→ **Exercise instructions**
Which lines in the material below contain the word "structured"? Copy each of them.

→ **Figure collection entries**

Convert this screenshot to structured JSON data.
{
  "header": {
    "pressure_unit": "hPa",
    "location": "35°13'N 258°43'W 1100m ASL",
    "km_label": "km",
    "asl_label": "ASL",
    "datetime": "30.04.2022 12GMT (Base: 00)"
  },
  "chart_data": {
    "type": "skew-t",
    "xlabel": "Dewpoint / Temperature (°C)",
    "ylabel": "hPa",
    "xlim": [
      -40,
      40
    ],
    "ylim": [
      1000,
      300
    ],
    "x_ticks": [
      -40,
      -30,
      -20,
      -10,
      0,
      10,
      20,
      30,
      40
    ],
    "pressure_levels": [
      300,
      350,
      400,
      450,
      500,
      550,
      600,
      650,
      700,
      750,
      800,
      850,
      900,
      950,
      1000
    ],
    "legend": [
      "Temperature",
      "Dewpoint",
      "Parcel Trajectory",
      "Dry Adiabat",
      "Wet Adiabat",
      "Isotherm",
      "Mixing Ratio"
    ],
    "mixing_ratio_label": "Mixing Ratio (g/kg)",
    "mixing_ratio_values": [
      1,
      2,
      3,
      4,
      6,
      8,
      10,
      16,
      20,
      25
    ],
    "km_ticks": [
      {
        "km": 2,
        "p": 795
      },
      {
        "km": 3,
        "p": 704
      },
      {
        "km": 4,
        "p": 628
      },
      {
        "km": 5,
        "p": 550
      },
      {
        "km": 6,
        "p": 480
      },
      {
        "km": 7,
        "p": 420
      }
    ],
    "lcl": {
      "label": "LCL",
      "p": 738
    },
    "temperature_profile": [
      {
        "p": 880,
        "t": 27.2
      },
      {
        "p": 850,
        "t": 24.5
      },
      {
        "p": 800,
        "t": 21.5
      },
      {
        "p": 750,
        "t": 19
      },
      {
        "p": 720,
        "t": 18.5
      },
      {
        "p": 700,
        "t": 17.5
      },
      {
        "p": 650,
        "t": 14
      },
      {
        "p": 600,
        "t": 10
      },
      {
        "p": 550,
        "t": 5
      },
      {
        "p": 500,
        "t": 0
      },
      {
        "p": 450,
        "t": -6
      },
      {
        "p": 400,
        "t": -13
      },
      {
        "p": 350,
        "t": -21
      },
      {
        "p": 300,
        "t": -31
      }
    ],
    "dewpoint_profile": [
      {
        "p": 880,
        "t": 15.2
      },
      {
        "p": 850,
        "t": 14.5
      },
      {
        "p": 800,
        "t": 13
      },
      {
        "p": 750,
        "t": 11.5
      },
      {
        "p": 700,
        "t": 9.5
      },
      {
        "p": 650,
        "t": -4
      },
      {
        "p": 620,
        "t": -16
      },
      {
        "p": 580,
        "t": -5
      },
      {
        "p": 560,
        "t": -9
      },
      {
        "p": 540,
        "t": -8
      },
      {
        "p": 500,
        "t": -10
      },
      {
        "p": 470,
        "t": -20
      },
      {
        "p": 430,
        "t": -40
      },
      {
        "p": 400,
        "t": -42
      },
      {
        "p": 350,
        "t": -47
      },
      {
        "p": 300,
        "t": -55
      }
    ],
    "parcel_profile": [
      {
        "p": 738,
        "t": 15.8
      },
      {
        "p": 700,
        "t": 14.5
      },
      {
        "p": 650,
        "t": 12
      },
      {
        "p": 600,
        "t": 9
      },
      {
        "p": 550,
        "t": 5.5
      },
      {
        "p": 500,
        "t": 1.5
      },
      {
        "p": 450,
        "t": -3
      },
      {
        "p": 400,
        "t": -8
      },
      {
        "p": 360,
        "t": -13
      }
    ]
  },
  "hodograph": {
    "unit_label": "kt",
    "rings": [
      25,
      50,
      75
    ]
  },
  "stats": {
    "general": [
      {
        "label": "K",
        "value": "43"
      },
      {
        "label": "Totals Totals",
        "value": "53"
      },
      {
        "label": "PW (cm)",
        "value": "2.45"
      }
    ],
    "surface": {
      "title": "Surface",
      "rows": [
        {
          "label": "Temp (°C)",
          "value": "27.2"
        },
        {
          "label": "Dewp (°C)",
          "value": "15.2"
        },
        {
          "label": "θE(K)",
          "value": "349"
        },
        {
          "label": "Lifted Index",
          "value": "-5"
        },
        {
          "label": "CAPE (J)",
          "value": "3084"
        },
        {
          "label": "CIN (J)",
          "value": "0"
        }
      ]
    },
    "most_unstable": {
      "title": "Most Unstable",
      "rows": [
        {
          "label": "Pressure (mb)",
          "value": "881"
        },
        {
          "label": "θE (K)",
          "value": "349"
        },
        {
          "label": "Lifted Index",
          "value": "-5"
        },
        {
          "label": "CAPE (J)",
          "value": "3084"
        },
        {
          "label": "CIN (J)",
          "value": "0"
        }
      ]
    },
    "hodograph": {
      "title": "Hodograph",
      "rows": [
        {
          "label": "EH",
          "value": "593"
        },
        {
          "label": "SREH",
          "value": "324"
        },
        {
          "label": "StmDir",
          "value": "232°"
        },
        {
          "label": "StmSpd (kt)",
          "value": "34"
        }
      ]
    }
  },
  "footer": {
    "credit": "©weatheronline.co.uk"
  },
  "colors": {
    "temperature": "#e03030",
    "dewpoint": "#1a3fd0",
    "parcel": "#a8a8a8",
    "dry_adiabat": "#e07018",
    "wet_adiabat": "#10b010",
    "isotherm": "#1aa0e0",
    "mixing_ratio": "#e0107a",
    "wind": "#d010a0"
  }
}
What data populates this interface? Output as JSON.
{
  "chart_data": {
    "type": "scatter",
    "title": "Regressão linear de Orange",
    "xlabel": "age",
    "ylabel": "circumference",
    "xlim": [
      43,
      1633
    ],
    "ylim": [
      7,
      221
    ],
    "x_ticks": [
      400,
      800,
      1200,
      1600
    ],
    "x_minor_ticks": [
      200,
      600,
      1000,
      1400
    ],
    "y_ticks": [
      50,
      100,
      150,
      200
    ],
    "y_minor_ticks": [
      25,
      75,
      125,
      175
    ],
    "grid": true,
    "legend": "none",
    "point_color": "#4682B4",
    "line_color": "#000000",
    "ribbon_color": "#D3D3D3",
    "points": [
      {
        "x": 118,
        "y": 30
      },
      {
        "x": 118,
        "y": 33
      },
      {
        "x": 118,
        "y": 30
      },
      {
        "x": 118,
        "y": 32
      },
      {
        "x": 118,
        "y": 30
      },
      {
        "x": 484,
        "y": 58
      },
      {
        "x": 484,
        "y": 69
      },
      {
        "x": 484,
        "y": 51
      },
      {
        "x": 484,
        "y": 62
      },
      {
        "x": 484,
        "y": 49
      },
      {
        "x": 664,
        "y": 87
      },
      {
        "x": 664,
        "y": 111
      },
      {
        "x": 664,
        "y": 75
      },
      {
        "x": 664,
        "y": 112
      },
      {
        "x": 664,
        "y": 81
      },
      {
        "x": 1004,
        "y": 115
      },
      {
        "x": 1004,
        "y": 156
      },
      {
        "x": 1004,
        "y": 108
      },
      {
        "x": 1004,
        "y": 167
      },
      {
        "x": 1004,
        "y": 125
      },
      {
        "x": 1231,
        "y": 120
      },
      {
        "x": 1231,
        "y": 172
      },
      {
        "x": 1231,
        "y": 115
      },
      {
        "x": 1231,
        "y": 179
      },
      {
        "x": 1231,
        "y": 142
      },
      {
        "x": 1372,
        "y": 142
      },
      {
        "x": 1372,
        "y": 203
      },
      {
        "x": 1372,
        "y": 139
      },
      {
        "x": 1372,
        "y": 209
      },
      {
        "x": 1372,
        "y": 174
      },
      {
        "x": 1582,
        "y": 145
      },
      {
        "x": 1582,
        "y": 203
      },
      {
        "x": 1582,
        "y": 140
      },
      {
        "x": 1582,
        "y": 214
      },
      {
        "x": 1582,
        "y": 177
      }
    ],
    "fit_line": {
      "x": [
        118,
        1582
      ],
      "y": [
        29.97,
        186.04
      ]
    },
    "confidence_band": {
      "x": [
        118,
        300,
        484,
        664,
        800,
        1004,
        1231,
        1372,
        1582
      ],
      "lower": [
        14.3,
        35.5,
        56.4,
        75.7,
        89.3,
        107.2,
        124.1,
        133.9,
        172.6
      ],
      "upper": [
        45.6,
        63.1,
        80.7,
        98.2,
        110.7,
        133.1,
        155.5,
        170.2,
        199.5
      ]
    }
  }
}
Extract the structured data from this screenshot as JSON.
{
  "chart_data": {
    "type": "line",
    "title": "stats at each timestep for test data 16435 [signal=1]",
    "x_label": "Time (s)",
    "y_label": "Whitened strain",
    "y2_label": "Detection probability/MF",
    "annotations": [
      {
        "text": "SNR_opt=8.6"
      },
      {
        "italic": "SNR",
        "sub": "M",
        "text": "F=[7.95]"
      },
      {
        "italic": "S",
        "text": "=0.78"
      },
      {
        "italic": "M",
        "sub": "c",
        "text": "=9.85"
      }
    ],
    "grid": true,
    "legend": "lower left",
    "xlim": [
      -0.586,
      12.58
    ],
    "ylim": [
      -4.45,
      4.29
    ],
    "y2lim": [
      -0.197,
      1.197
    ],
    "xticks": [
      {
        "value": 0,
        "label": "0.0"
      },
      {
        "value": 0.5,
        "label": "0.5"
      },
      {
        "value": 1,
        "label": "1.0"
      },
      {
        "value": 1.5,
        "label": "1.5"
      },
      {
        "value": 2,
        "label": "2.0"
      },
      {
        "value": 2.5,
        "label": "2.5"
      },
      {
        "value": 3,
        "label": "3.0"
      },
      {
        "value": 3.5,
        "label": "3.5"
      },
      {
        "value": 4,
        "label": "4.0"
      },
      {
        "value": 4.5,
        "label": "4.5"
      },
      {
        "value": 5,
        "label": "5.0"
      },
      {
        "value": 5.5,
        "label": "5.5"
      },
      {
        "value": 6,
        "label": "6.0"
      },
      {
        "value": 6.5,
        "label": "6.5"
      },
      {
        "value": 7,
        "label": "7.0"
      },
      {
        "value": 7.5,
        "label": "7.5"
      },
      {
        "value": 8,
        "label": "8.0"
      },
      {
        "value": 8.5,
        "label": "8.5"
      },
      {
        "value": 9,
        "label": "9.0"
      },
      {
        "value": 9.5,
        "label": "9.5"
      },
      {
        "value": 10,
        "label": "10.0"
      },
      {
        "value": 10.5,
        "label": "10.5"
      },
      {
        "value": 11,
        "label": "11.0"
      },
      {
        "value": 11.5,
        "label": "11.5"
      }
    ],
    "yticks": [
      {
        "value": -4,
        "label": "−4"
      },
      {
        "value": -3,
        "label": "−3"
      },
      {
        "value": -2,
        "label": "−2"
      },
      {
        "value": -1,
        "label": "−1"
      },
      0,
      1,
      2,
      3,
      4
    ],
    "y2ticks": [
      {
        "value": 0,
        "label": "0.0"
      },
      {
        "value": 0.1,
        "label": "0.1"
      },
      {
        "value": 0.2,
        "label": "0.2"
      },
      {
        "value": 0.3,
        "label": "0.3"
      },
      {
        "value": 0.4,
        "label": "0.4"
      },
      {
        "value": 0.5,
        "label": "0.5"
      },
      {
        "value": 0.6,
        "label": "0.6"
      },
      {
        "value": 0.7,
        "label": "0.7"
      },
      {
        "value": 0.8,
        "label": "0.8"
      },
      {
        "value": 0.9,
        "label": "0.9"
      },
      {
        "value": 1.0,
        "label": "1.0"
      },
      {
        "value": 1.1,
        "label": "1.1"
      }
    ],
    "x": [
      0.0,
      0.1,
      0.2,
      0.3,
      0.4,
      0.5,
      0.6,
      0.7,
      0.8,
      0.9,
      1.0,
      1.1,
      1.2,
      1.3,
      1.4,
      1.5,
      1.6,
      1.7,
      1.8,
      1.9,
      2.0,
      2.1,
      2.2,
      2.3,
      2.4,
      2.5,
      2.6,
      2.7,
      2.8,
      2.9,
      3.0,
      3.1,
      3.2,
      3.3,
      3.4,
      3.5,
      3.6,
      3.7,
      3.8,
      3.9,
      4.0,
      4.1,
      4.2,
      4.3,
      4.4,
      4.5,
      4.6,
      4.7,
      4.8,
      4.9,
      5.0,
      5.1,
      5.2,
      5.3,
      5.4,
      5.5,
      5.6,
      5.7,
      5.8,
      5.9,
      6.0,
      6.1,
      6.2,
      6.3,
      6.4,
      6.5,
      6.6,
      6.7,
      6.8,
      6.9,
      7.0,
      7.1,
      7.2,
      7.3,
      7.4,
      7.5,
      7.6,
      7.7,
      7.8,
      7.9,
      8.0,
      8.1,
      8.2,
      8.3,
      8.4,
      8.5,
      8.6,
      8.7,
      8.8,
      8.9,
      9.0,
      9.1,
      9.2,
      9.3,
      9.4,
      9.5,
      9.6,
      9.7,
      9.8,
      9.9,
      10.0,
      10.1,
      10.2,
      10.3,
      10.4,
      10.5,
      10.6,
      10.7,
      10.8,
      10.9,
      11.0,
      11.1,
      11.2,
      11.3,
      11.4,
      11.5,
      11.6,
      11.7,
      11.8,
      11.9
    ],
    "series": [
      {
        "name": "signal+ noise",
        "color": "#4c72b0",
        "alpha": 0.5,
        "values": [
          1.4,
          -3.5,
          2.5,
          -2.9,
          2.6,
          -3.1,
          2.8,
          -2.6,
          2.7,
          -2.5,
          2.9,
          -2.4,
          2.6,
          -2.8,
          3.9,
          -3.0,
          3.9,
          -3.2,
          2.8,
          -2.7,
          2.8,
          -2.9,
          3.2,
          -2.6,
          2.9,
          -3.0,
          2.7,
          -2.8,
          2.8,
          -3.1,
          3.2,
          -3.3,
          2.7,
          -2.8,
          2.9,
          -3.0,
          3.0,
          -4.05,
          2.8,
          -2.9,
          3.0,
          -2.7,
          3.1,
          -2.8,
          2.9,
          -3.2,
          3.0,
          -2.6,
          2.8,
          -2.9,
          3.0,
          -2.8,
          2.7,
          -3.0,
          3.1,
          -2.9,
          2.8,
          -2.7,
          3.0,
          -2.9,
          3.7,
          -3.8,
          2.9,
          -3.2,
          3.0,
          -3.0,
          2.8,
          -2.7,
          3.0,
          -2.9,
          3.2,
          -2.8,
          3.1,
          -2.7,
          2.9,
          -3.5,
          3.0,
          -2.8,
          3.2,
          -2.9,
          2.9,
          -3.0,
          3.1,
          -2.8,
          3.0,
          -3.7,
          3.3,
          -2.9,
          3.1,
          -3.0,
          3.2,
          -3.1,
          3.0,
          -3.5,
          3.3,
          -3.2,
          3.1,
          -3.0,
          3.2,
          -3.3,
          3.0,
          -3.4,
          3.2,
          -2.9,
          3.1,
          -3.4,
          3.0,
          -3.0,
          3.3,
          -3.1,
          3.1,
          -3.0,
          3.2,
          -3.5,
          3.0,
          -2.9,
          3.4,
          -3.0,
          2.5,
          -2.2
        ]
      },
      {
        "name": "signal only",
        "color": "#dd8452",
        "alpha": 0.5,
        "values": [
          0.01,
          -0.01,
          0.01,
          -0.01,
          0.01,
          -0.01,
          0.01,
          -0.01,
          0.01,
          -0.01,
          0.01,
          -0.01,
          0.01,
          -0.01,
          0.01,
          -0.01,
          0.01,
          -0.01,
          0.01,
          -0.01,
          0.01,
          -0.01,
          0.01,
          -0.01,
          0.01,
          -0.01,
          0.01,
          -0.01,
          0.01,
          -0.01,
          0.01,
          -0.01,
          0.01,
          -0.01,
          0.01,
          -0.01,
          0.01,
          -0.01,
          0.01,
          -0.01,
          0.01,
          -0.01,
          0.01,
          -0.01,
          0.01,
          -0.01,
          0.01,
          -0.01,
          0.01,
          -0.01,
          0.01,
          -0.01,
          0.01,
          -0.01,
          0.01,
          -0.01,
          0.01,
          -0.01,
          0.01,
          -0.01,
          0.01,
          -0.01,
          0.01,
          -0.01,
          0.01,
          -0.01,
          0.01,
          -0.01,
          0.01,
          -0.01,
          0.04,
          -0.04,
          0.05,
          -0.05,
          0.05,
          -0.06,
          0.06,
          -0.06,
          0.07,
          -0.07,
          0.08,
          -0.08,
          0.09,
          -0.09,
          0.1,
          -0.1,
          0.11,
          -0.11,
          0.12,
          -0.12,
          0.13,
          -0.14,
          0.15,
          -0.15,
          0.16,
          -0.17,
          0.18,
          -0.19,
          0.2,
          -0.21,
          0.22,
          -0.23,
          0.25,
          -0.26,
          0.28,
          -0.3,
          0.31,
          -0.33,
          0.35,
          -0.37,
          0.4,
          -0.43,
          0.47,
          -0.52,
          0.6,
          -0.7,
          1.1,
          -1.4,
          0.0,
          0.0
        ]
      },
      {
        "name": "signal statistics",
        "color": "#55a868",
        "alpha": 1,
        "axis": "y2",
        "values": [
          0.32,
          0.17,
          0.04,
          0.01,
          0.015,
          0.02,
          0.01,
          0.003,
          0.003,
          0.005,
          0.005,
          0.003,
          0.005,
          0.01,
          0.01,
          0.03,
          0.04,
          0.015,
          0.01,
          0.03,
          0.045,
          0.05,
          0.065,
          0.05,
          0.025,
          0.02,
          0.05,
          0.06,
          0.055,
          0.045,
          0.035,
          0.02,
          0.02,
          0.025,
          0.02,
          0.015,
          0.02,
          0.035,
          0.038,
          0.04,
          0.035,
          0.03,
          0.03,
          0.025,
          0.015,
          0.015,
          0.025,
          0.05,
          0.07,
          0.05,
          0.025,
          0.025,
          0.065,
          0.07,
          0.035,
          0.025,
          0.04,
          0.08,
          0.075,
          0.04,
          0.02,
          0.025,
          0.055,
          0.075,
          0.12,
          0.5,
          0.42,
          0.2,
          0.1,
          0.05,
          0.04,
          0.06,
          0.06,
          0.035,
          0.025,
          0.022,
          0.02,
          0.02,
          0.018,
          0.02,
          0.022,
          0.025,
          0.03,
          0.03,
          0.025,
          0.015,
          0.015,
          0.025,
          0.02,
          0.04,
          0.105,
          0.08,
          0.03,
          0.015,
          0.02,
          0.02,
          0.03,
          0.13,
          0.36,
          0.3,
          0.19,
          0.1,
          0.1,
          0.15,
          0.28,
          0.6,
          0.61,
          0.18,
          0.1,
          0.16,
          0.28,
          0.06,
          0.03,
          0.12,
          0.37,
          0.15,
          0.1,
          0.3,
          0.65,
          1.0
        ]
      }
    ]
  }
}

→ **Exercise result**
Convert this screenshot to structured JSON data.
Extract the structured data from this screenshot as JSON.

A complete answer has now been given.